[Element placement data]
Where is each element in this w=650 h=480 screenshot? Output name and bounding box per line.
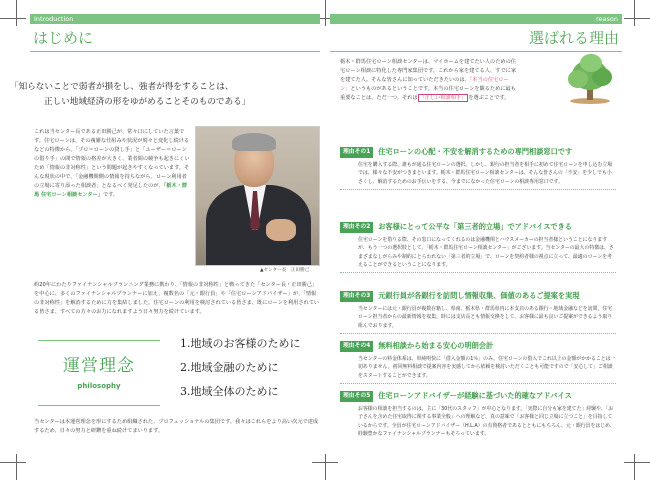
- section-band: Introduction: [30, 14, 320, 24]
- right-page: [330, 14, 622, 466]
- reason-body: 住宅を購入する際、誰もが通る住宅ローンの選択。しかし、銀行の担当者を相手に初めて住宅ローンを申し込む立場では、様々な不安がつきまといます。栃木・群馬住宅ローン相談センターは、そんな皆さんの「不安」を少しでも小さくし、解消するためのお手伝いをする、今までになかった住宅ローンの相談専用窓口です。: [358, 162, 613, 185]
- director-photo: [195, 126, 320, 266]
- philosophy-heading: [38, 340, 160, 406]
- reason-title: お客様にとって公平な「第三者的立場」でアドバイスできる: [378, 222, 572, 231]
- intro-paragraph: [34, 128, 190, 200]
- text-run: です。: [102, 192, 119, 198]
- crop-mark: [16, 0, 17, 26]
- reason-item-4: [340, 340, 616, 384]
- reason-intro: [340, 58, 516, 103]
- reason-label: 理由その2: [340, 222, 373, 233]
- quote-line: 正しい地域経済の形をゆがめることそのものである」: [44, 97, 251, 107]
- text-run: 栃木・群馬住宅ローン相談センターは、マイホームを建てたい人のための住宅ローン相談に特化した専門家集団です。これから家を建てる人、すでに家を建てた人。そんな皆さんに知っていただきたいのは、: [340, 59, 517, 83]
- photo-caption: ▲センター長 正田勝己: [260, 268, 310, 273]
- reason-label: 理由その3: [340, 291, 373, 302]
- reason-body: お客様の相談を担当するのは、主に「30代のスタッフ」が中心となります。「実際に自分も家を建てた」経験や、「お子さんを含めた住宅取得に関する事業全般」への理解など、真の意味で「お客様と同じ立場に立つこと」を目指しているからです。全員が住宅ローンアドバイザー（H.L.A）の有資格者であるとともにもちろん、元・銀行員をはじめ、経験豊かなファイナンシャルプランナーもそろっています。: [358, 406, 615, 437]
- list-item: 2.地域金融のために: [180, 361, 279, 374]
- pink-highlight: 「本当の住宅ローン」: [340, 77, 509, 92]
- section-band: reason: [330, 14, 622, 24]
- closing-paragraph: 当センターは本運営理念を形にするため組織された、プロフェッショナルの集団です。我々はこれらをより高い次元で達成するため、日々の努力と研鑽を重ね続けてまいります。: [34, 419, 319, 434]
- page-title: 選ばれる理由: [528, 29, 619, 47]
- reason-label: 理由その5: [340, 391, 373, 402]
- list-item: 3.地域全体のために: [180, 385, 279, 398]
- text-run: を選ぶことです。: [468, 95, 510, 101]
- boxed-highlight: 「正しい相談相手」: [419, 95, 467, 101]
- reason-item-5: [340, 390, 616, 438]
- text-run: これは当センター長である正田勝己が、常々口にしていた言葉です。住宅ローンは、その複雑な仕組みや状況が刻々と変化し続けるなどの特徴から、「プロ＝ローンの貸し手」と「ユーザー＝ローンの借り手」の間で情報の格差が大きく、業者間の競争も起きにくいため「情報の非対称性」という問題が起きやすくなっています。そんな現状の中で、「金融機関側の情報を持ちながら、ローン利用者の立場に寄り添った相談者」となるべく発足したのが、: [34, 129, 190, 189]
- reason-body: 当センターの料金体系は、単純明快に「借入金額の1％」のみ。住宅ローンの借入でこれ以上の金額がかかることは一切ありません。初回無料相談で提案内容を実感してから依頼を検討いただくことも可能ですので「安心して」ご相談をスタートすることができます。: [358, 356, 616, 379]
- philosophy-subtitle: philosophy: [77, 382, 121, 390]
- philosophy-list: [180, 332, 301, 404]
- text-run: というものがあるということです。本当の住宅ローンを観るために最も重要なことは、ただ一つ。それは: [340, 86, 516, 101]
- crop-mark: [325, 454, 326, 480]
- divider: [340, 333, 616, 334]
- reason-label: 理由その4: [340, 341, 373, 352]
- left-page: [10, 14, 320, 466]
- quote-line: 「知らないことで弱者が損をし、強者が得をすることは、: [10, 82, 234, 92]
- crop-mark: [0, 18, 26, 19]
- crop-mark: [325, 0, 326, 26]
- mission-paragraph: 約20年にわたりファイナンシャルプランニング業務に携わり、「情報の非対称性」と戦ってきた「センター長・正田勝己」を中心に、多くのファイナンシャルプランナーに加え、複数名の「元・銀行員」や「住宅ローンアドバイザー」が、「情報の非対称性」を解消するために力を集結しました。住宅ローンの利用を検討されている皆さま、既にローンを利用されている皆さま、すべての方々のお力になれますよう日々努力を続けています。: [34, 282, 320, 315]
- reason-title: 無料相談から始まる安心の明朗会計: [378, 341, 494, 350]
- crop-mark: [0, 462, 26, 463]
- divider: [340, 189, 616, 190]
- reason-item-2: [340, 221, 616, 273]
- philosophy-title: 運営理念: [63, 356, 135, 376]
- crop-mark: [624, 18, 650, 19]
- crop-mark: [634, 454, 635, 480]
- crop-mark: [634, 0, 635, 26]
- center-name-highlight: 「栃木・群馬 住宅ローン相談センター」: [34, 183, 188, 198]
- tree-illustration: [566, 54, 614, 106]
- crop-mark: [16, 454, 17, 480]
- reason-title: 住宅ローンアドバイザーが経験に基づいた的確なアドバイス: [378, 391, 572, 400]
- list-item: 1.地域のお客様のために: [180, 337, 301, 350]
- reason-body: 住宅ローンを借りる際、その窓口になってくれるのは金融機関とハウスメーカーの担当者様ということになりますが、もう一つの選択肢として、「栃木・群馬住宅ローン相談センター」がございます。当センターの最大の特徴は、さまざまなしがらみや制約にとらわれない「第三者的立場」で、ローンを契約者様の視点に立って、最適のローンを考えることができるということになります。: [358, 237, 614, 268]
- reason-body: 当センターには元・銀行員が複数在籍し、県南、栃木県・群馬県内に本支店のある銀行・地域金融などを訪問。住宅ローン担当者からの最新情報を収集。時には支店長とも情報交換をして、お客様に最も良いご提案ができるよう取り組んでおります。: [358, 306, 613, 329]
- divider: [30, 51, 320, 52]
- quote: [10, 80, 288, 110]
- reason-item-3: [340, 290, 616, 334]
- crop-mark: [624, 462, 650, 463]
- reason-title: 元銀行員が各銀行を訪問し情報収集、価値のあるご提案を実現: [378, 291, 580, 300]
- reason-label: 理由その1: [340, 147, 373, 158]
- page-title: はじめに: [33, 29, 94, 47]
- divider: [340, 383, 616, 384]
- divider: [340, 272, 616, 273]
- divider: [330, 51, 622, 52]
- reason-item-1: [340, 146, 616, 190]
- reason-title: 住宅ローンの心配・不安を解消するための専門相談窓口です: [378, 147, 573, 156]
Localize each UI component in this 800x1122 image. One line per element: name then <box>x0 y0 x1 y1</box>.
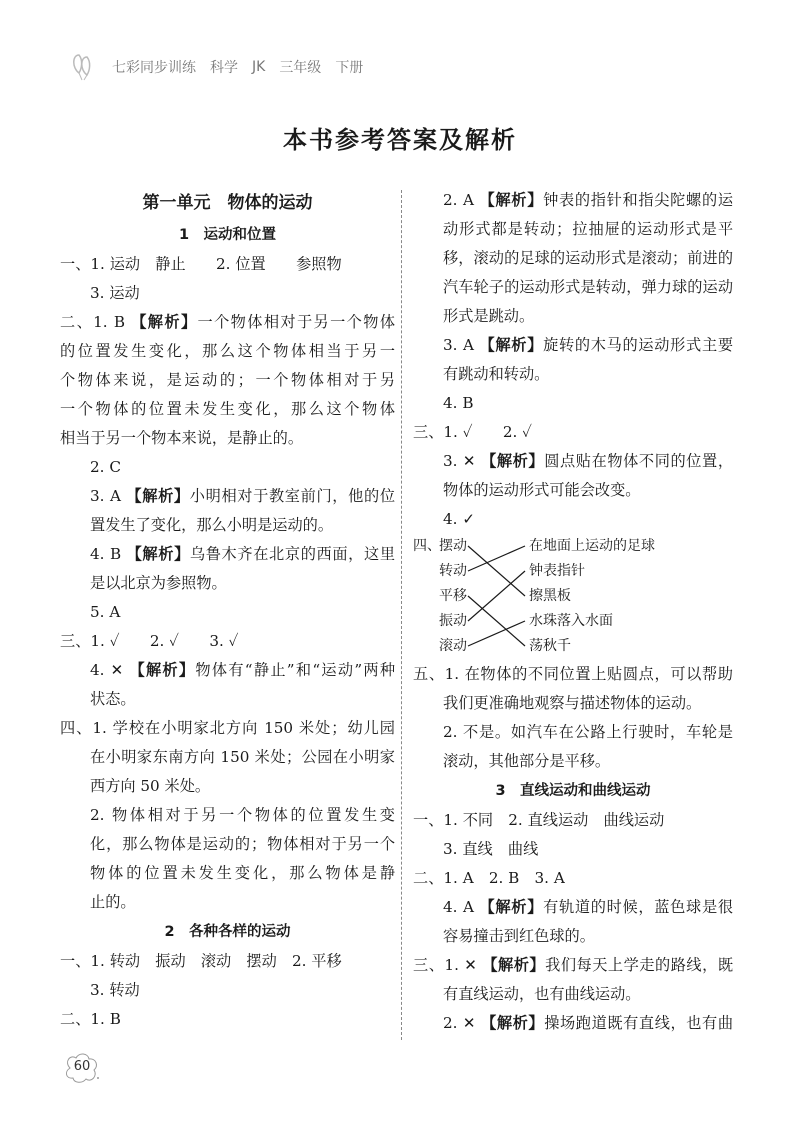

__Exercise requirements__
Can you echo every entry above verbatim, leaving the pictures out of your reply?

__The output__
Where is each element in this w=650 h=480 screenshot? Output name and bounding box per line.
- section-band: Introduction: [30, 14, 320, 24]
- right-page: [330, 14, 622, 466]
- reason-body: 住宅を購入する際、誰もが通る住宅ローンの選択。しかし、銀行の担当者を相手に初めて住宅ローンを申し込む立場では、様々な不安がつきまといます。栃木・群馬住宅ローン相談センターは、そんな皆さんの「不安」を少しでも小さくし、解消するためのお手伝いをする、今までになかった住宅ローンの相談専用窓口です。: [358, 162, 613, 185]
- director-photo: [195, 126, 320, 266]
- philosophy-heading: [38, 340, 160, 406]
- reason-title: お客様にとって公平な「第三者的立場」でアドバイスできる: [378, 222, 572, 231]
- intro-paragraph: [34, 128, 190, 200]
- text-run: です。: [102, 192, 119, 198]
- crop-mark: [16, 0, 17, 26]
- reason-item-4: [340, 340, 616, 384]
- reason-intro: [340, 58, 516, 103]
- reason-label: 理由その2: [340, 222, 373, 233]
- quote-line: 正しい地域経済の形をゆがめることそのものである」: [44, 97, 251, 107]
- text-run: 栃木・群馬住宅ローン相談センターは、マイホームを建てたい人のための住宅ローン相談に特化した専門家集団です。これから家を建てる人、すでに家を建てた人。そんな皆さんに知っていただきたいのは、: [340, 59, 517, 83]
- photo-caption: ▲センター長 正田勝己: [260, 268, 310, 273]
- reason-label: 理由その3: [340, 291, 373, 302]
- reason-body: お客様の相談を担当するのは、主に「30代のスタッフ」が中心となります。「実際に自分も家を建てた」経験や、「お子さんを含めた住宅取得に関する事業全般」への理解など、真の意味で「お客様と同じ立場に立つこと」を目指しているからです。全員が住宅ローンアドバイザー（H.L.A）の有資格者であるとともにもちろん、元・銀行員をはじめ、経験豊かなファイナンシャルプランナーもそろっています。: [358, 406, 615, 437]
- list-item: 2.地域金融のために: [180, 361, 279, 374]
- pink-highlight: 「本当の住宅ローン」: [340, 77, 509, 92]
- section-band: reason: [330, 14, 622, 24]
- closing-paragraph: 当センターは本運営理念を形にするため組織された、プロフェッショナルの集団です。我々はこれらをより高い次元で達成するため、日々の努力と研鑽を重ね続けてまいります。: [34, 419, 319, 434]
- page-title: 選ばれる理由: [528, 29, 619, 47]
- reason-label: 理由その5: [340, 391, 373, 402]
- list-item: 3.地域全体のために: [180, 385, 279, 398]
- text-run: を選ぶことです。: [468, 95, 510, 101]
- boxed-highlight: 「正しい相談相手」: [419, 95, 467, 101]
- reason-item-5: [340, 390, 616, 438]
- text-run: これは当センター長である正田勝己が、常々口にしていた言葉です。住宅ローンは、その複雑な仕組みや状況が刻々と変化し続けるなどの特徴から、「プロ＝ローンの貸し手」と「ユーザー＝ローンの借り手」の間で情報の格差が大きく、業者間の競争も起きにくいため「情報の非対称性」という問題が起きやすくなっています。そんな現状の中で、「金融機関側の情報を持ちながら、ローン利用者の立場に寄り添った相談者」となるべく発足したのが、: [34, 129, 190, 189]
- reason-body: 当センターの料金体系は、単純明快に「借入金額の1％」のみ。住宅ローンの借入でこれ以上の金額がかかることは一切ありません。初回無料相談で提案内容を実感してから依頼を検討いただくことも可能ですので「安心して」ご相談をスタートすることができます。: [358, 356, 616, 379]
- philosophy-subtitle: philosophy: [77, 382, 121, 390]
- philosophy-list: [180, 332, 301, 404]
- text-run: というものがあるということです。本当の住宅ローンを観るために最も重要なことは、ただ一つ。それは: [340, 86, 516, 101]
- crop-mark: [325, 454, 326, 480]
- divider: [340, 333, 616, 334]
- reason-label: 理由その4: [340, 341, 373, 352]
- left-page: [10, 14, 320, 466]
- quote-line: 「知らないことで弱者が損をし、強者が得をすることは、: [10, 82, 234, 92]
- crop-mark: [0, 18, 26, 19]
- crop-mark: [325, 0, 326, 26]
- mission-paragraph: 約20年にわたりファイナンシャルプランニング業務に携わり、「情報の非対称性」と戦ってきた「センター長・正田勝己」を中心に、多くのファイナンシャルプランナーに加え、複数名の「元・銀行員」や「住宅ローンアドバイザー」が、「情報の非対称性」を解消するために力を集結しました。住宅ローンの利用を検討されている皆さま、既にローンを利用されている皆さま、すべての方々のお力になれますよう日々努力を続けています。: [34, 282, 320, 315]
- reason-title: 無料相談から始まる安心の明朗会計: [378, 341, 494, 350]
- crop-mark: [0, 462, 26, 463]
- divider: [340, 189, 616, 190]
- reason-item-2: [340, 221, 616, 273]
- philosophy-title: 運営理念: [63, 356, 135, 376]
- crop-mark: [624, 18, 650, 19]
- crop-mark: [634, 454, 635, 480]
- crop-mark: [634, 0, 635, 26]
- center-name-highlight: 「栃木・群馬 住宅ローン相談センター」: [34, 183, 188, 198]
- tree-illustration: [566, 54, 614, 106]
- crop-mark: [16, 454, 17, 480]
- reason-title: 住宅ローンアドバイザーが経験に基づいた的確なアドバイス: [378, 391, 572, 400]
- list-item: 1.地域のお客様のために: [180, 337, 301, 350]
- reason-body: 住宅ローンを借りる際、その窓口になってくれるのは金融機関とハウスメーカーの担当者様ということになりますが、もう一つの選択肢として、「栃木・群馬住宅ローン相談センター」がございます。当センターの最大の特徴は、さまざまなしがらみや制約にとらわれない「第三者的立場」で、ローンを契約者様の視点に立って、最適のローンを考えることができるということになります。: [358, 237, 614, 268]
- reason-body: 当センターには元・銀行員が複数在籍し、県南、栃木県・群馬県内に本支店のある銀行・地域金融などを訪問。住宅ローン担当者からの最新情報を収集。時には支店長とも情報交換をして、お客様に最も良いご提案ができるよう取り組んでおります。: [358, 306, 613, 329]
- divider: [30, 51, 320, 52]
- quote: [10, 80, 288, 110]
- reason-item-3: [340, 290, 616, 334]
- crop-mark: [624, 462, 650, 463]
- reason-title: 元銀行員が各銀行を訪問し情報収集、価値のあるご提案を実現: [378, 291, 580, 300]
- reason-label: 理由その1: [340, 147, 373, 158]
- page-title: はじめに: [33, 29, 94, 47]
- divider: [340, 383, 616, 384]
- divider: [340, 272, 616, 273]
- divider: [330, 51, 622, 52]
- reason-item-1: [340, 146, 616, 190]
- reason-title: 住宅ローンの心配・不安を解消するための専門相談窓口です: [378, 147, 573, 156]
Localize each UI component in this 800x1122 image. One line per element: name then <box>x0 y0 x1 y1</box>.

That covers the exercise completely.